STATED GOAL:
Read the entries below and pull out each line with the string "circle".

◆ ◆ ◆

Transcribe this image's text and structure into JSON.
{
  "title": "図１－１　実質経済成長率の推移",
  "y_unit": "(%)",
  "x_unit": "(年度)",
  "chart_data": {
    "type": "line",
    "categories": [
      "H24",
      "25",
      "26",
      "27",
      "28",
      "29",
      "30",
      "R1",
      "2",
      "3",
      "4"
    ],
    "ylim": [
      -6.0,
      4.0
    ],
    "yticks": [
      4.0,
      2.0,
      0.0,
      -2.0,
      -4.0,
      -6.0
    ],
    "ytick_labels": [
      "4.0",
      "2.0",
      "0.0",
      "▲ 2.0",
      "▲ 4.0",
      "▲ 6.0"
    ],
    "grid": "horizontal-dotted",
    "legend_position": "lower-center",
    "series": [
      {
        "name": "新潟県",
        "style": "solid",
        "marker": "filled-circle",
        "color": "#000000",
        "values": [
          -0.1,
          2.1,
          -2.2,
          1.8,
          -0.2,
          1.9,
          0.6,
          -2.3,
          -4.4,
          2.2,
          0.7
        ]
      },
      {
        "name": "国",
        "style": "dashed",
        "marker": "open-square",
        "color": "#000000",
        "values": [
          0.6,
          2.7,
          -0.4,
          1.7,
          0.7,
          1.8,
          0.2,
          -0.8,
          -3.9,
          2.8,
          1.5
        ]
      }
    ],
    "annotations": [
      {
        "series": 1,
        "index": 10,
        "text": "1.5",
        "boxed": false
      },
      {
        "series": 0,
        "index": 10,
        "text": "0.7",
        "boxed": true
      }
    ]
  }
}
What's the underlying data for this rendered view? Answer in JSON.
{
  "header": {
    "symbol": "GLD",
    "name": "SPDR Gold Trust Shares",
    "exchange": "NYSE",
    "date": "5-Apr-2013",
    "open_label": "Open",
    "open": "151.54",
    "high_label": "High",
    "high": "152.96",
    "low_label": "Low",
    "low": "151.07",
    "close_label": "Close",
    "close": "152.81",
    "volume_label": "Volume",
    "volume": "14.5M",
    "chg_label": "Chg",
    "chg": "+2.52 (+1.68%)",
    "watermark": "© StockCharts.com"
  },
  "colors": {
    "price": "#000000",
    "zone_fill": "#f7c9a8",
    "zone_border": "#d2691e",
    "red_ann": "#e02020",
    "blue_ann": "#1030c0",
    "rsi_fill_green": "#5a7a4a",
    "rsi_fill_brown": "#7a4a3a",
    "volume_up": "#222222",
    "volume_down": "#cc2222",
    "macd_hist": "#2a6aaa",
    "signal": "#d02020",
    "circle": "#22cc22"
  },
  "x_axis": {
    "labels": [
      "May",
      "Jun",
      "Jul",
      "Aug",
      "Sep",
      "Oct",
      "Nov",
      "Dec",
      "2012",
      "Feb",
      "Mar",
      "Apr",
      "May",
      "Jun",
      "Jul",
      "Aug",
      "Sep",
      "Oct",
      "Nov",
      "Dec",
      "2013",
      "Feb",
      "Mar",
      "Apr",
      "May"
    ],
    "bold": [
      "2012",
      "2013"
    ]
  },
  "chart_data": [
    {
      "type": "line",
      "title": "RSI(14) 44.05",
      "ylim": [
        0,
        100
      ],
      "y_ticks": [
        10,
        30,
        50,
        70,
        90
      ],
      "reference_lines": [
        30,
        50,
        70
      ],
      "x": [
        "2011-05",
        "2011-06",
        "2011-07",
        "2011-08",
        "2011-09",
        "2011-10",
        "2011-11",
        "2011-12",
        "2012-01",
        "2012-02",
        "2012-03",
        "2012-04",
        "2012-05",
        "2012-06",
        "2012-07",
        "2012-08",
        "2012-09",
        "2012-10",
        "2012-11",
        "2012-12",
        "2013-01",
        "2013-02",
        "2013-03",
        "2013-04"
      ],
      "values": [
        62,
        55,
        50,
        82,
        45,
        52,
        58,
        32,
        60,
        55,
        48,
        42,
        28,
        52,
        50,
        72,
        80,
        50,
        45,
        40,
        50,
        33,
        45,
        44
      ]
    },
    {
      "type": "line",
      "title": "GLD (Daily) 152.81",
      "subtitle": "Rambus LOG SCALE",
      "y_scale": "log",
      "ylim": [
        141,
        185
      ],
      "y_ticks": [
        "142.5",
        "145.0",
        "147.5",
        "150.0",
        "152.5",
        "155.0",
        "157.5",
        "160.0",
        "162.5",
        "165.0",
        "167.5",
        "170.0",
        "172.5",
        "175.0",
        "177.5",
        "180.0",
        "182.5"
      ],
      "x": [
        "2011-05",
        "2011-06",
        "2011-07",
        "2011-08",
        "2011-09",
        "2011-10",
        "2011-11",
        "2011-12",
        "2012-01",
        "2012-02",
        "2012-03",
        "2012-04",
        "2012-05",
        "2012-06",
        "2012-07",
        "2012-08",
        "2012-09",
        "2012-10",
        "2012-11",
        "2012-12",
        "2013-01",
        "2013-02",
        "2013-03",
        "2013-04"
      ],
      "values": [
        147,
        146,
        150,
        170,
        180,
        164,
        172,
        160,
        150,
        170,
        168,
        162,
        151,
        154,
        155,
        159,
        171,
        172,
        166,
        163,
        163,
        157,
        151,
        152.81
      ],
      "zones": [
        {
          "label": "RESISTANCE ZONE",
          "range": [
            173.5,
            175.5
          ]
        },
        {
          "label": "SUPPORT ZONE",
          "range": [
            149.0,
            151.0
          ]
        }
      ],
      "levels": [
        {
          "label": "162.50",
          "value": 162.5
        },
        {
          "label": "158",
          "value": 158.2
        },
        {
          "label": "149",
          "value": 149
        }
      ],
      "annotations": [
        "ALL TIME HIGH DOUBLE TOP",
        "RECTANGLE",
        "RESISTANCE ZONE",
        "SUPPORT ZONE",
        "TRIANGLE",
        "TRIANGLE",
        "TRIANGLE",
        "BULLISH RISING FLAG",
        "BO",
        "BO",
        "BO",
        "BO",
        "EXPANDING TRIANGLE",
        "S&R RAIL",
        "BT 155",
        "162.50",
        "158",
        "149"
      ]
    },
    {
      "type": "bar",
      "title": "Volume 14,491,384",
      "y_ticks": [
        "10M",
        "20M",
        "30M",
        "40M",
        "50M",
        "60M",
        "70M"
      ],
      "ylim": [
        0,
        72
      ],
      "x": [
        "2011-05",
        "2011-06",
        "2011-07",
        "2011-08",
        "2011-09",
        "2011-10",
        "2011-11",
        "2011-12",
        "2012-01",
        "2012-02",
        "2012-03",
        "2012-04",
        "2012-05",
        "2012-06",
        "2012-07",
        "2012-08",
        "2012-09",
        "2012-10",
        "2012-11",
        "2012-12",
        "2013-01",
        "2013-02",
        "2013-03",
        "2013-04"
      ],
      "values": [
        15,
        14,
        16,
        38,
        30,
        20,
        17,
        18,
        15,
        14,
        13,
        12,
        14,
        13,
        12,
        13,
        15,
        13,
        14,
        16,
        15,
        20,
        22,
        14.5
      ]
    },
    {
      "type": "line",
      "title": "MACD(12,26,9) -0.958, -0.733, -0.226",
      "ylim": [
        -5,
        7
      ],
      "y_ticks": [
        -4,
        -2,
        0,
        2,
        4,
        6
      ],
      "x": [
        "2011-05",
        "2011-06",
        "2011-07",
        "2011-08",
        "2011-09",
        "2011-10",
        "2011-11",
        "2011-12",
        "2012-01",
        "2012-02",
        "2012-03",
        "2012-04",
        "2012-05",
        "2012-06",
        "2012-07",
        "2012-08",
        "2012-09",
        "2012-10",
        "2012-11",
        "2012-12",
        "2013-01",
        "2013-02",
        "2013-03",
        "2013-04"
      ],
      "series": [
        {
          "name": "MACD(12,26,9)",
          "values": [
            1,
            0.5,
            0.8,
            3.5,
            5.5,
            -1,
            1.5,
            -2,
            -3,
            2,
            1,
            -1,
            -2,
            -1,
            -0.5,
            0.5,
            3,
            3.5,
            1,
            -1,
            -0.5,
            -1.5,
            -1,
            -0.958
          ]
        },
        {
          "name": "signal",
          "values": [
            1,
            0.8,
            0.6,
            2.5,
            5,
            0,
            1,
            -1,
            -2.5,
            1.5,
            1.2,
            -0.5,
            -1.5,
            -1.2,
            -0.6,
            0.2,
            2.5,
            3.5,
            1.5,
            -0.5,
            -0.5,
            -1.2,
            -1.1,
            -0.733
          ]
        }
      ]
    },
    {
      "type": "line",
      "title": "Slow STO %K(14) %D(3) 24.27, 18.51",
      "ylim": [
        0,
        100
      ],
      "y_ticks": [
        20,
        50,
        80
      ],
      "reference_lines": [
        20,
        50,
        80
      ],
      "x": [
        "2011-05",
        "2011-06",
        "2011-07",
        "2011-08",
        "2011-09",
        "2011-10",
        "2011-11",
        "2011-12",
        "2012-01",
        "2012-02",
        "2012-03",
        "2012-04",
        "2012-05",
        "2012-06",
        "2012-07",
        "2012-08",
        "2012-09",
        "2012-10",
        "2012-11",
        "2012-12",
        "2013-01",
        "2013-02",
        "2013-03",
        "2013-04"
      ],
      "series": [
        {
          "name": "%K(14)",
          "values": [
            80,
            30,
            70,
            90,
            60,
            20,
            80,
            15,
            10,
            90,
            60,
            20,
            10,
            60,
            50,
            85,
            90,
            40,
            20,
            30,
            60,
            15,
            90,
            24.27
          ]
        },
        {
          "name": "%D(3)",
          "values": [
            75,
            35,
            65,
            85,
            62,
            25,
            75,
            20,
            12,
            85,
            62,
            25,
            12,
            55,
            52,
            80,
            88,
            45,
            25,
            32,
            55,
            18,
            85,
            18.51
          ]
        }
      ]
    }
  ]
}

◆ ◆ ◆

RESPONSE TO THE TASK:
        "marker": "filled-circle",
    "circle": "#22cc22"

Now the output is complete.